* **Input data**

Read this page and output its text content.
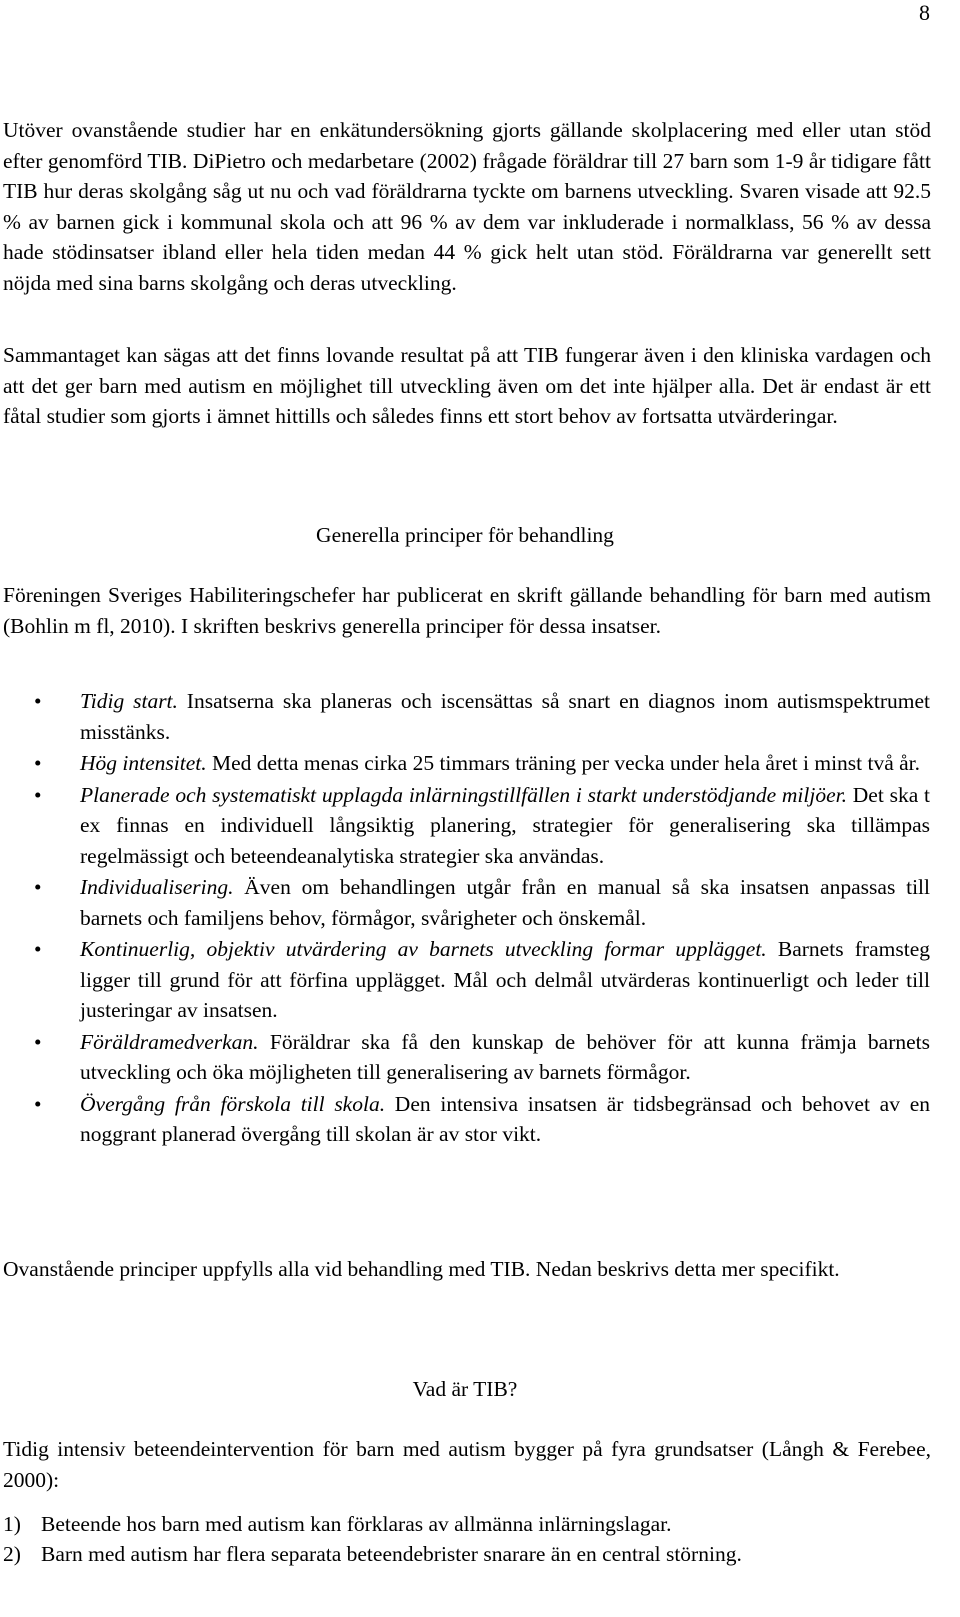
8

Utöver ovanstående studier har en enkätundersökning gjorts gällande skolplacering med eller utan stöd efter genomförd TIB. DiPietro och medarbetare (2002) frågade föräldrar till 27 barn som 1-9 år tidigare fått TIB hur deras skolgång såg ut nu och vad föräldrarna tyckte om barnens utveckling. Svaren visade att 92.5 % av barnen gick i kommunal skola och att 96 % av dem var inkluderade i normalklass, 56 % av dessa hade stödinsatser ibland eller hela tiden medan 44 % gick helt utan stöd. Föräldrarna var generellt sett nöjda med sina barns skolgång och deras utveckling.

Sammantaget kan sägas att det finns lovande resultat på att TIB fungerar även i den kliniska vardagen och att det ger barn med autism en möjlighet till utveckling även om det inte hjälper alla. Det är endast är ett fåtal studier som gjorts i ämnet hittills och således finns ett stort behov av fortsatta utvärderingar.

Generella principer för behandling

Föreningen Sveriges Habiliteringschefer har publicerat en skrift gällande behandling för barn med autism (Bohlin m fl, 2010). I skriften beskrivs generella principer för dessa insatser.

•
Tidig start. Insatserna ska planeras och iscensättas så snart en diagnos inom autismspektrumet misstänks.
•
Hög intensitet. Med detta menas cirka 25 timmars träning per vecka under hela året i minst två år.
•
Planerade och systematiskt upplagda inlärningstillfällen i starkt understödjande miljöer. Det ska t ex finnas en individuell långsiktig planering, strategier för generalisering ska tillämpas regelmässigt och beteendeanalytiska strategier ska användas.
•
Individualisering. Även om behandlingen utgår från en manual så ska insatsen anpassas till barnets och familjens behov, förmågor, svårigheter och önskemål.
•
Kontinuerlig, objektiv utvärdering av barnets utveckling formar upplägget. Barnets framsteg ligger till grund för att förfina upplägget. Mål och delmål utvärderas kontinuerligt och leder till justeringar av insatsen.
•
Föräldramedverkan. Föräldrar ska få den kunskap de behöver för att kunna främja barnets utveckling och öka möjligheten till generalisering av barnets förmågor.
•
Övergång från förskola till skola. Den intensiva insatsen är tidsbegränsad och behovet av en noggrant planerad övergång till skolan är av stor vikt.

Ovanstående principer uppfylls alla vid behandling med TIB. Nedan beskrivs detta mer specifikt.

Vad är TIB?

Tidig intensiv beteendeintervention för barn med autism bygger på fyra grundsatser (Långh & Ferebee, 2000):

1) Beteende hos barn med autism kan förklaras av allmänna inlärningslagar.
2) Barn med autism har flera separata beteendebrister snarare än en central störning.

* **Goal of the exercise**
Filter the records for the word "detta" and show every line that has it.

* **Solution to the exercise**
Hög intensitet. Med detta menas cirka 25 timmars träning per vecka under hela året i minst två år.
Ovanstående principer uppfylls alla vid behandling med TIB. Nedan beskrivs detta mer specifikt.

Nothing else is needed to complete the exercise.